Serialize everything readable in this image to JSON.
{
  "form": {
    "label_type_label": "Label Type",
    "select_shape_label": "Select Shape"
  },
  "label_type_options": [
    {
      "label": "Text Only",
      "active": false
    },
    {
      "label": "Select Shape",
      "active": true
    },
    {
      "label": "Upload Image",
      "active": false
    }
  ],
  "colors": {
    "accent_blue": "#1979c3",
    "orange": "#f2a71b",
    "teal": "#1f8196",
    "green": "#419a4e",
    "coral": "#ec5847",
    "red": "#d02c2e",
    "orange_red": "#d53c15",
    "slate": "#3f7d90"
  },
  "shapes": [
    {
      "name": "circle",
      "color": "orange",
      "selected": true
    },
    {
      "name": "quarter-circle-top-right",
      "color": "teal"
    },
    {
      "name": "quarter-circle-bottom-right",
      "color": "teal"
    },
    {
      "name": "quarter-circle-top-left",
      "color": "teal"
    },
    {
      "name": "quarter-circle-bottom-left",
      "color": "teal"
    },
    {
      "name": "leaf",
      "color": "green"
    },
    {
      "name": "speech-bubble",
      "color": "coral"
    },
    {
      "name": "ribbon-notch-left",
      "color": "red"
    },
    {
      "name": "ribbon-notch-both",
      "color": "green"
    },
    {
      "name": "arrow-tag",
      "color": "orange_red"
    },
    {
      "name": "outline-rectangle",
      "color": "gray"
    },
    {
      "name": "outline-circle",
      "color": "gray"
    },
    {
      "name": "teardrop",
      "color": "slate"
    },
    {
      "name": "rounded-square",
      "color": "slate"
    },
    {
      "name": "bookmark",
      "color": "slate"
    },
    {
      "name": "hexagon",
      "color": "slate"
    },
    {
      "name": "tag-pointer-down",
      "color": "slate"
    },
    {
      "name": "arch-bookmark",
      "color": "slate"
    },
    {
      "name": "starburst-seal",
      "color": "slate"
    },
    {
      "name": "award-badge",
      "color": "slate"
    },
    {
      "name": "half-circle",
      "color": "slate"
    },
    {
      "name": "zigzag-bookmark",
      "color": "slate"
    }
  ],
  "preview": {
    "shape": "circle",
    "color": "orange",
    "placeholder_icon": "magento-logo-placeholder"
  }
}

==========

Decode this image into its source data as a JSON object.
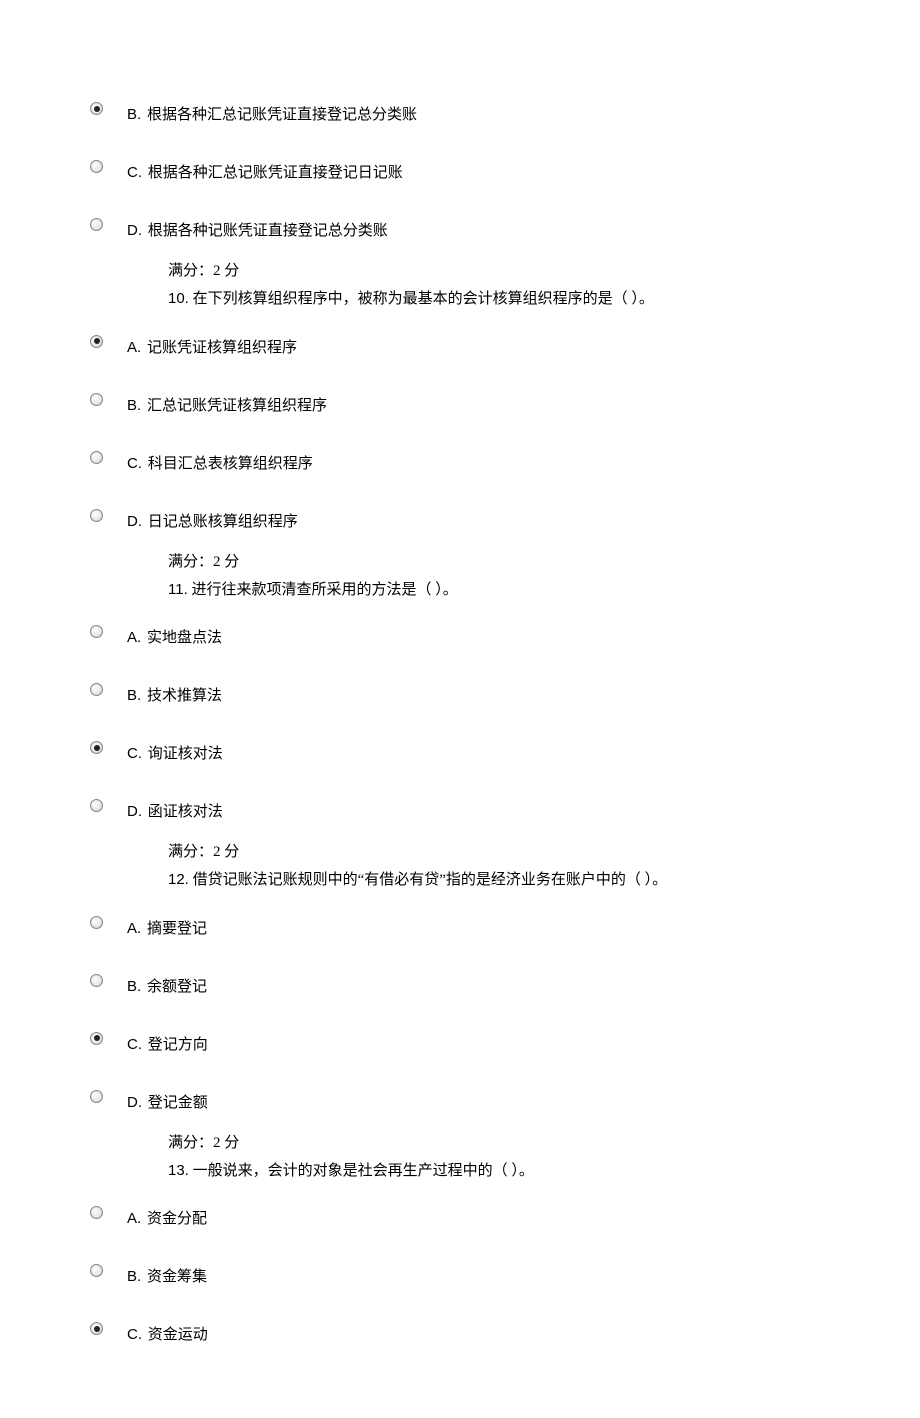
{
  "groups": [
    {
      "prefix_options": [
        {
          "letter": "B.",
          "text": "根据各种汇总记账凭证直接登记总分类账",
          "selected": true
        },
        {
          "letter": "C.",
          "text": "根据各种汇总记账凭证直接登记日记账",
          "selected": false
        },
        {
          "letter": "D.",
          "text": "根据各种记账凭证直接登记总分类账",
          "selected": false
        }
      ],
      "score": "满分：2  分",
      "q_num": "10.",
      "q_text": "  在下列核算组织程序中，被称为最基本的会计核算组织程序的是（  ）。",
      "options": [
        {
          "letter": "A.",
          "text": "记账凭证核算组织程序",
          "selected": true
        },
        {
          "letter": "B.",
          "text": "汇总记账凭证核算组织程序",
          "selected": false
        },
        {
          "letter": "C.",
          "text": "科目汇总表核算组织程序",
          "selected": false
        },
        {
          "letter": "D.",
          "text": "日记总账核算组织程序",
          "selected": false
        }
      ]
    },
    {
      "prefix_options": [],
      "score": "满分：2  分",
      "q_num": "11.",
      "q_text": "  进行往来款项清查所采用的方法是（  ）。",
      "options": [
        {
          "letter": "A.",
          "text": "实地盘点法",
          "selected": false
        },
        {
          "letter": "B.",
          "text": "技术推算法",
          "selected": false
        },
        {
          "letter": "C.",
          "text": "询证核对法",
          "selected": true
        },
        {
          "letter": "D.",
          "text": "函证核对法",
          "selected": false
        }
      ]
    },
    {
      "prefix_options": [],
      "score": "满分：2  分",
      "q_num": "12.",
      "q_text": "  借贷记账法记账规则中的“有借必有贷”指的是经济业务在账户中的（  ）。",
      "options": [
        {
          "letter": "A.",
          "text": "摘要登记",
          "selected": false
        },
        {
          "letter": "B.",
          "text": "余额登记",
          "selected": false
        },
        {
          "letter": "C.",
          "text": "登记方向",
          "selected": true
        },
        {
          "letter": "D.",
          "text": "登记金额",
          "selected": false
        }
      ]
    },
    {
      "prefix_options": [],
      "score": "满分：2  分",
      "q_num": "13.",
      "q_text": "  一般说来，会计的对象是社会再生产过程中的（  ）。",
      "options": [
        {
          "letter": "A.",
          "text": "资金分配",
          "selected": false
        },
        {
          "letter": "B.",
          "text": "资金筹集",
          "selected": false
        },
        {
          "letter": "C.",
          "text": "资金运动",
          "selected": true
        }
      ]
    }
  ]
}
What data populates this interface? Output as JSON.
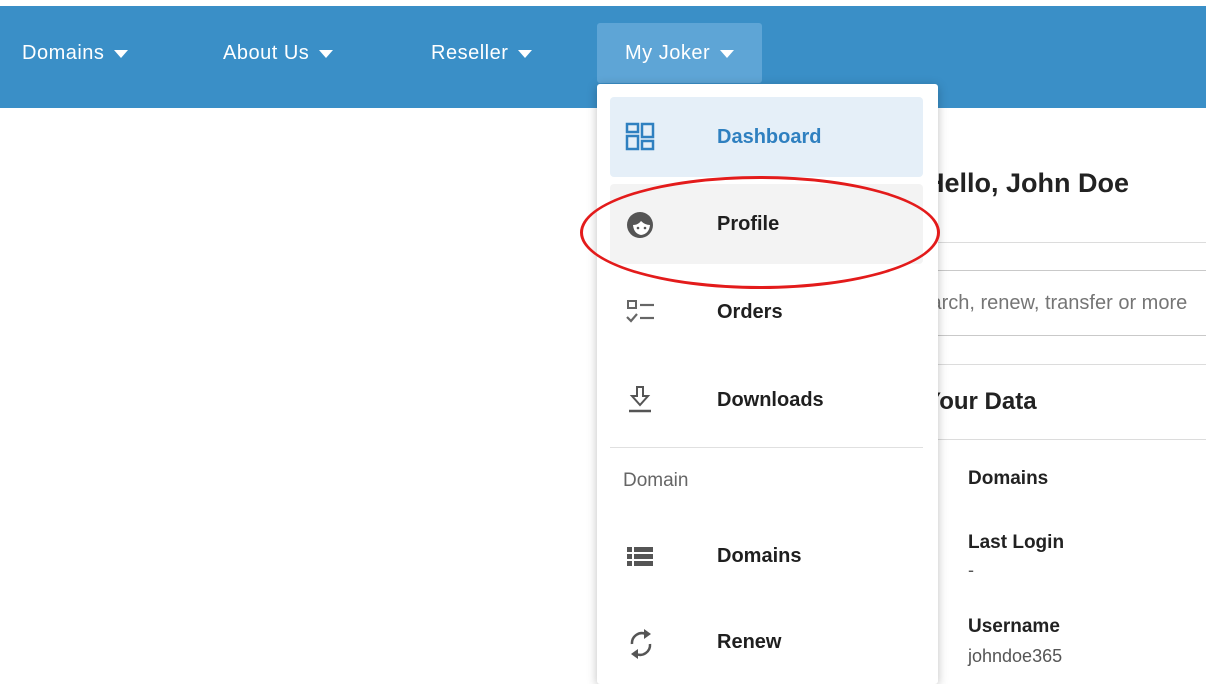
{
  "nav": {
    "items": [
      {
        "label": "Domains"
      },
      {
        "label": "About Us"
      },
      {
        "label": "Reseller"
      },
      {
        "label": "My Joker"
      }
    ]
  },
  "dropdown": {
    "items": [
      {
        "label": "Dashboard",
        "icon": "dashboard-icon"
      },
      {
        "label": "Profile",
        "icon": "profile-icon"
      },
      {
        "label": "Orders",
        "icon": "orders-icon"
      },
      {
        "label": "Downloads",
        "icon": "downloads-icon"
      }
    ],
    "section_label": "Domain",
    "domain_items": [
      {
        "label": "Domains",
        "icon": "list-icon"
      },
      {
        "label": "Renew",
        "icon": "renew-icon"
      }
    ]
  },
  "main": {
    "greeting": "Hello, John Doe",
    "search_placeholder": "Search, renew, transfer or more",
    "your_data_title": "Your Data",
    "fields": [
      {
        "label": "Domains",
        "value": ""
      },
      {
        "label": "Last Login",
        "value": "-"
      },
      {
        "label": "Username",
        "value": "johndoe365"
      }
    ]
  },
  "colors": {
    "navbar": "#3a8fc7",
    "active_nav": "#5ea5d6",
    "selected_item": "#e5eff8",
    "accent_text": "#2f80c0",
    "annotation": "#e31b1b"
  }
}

==========

▸ Required work
Copy each line of the data that contains the word "this".

▸ Solution
Serialize everything readable in this image to JSON.
Decode this image into its source data as a JSON object.
What data populates this interface? Output as JSON.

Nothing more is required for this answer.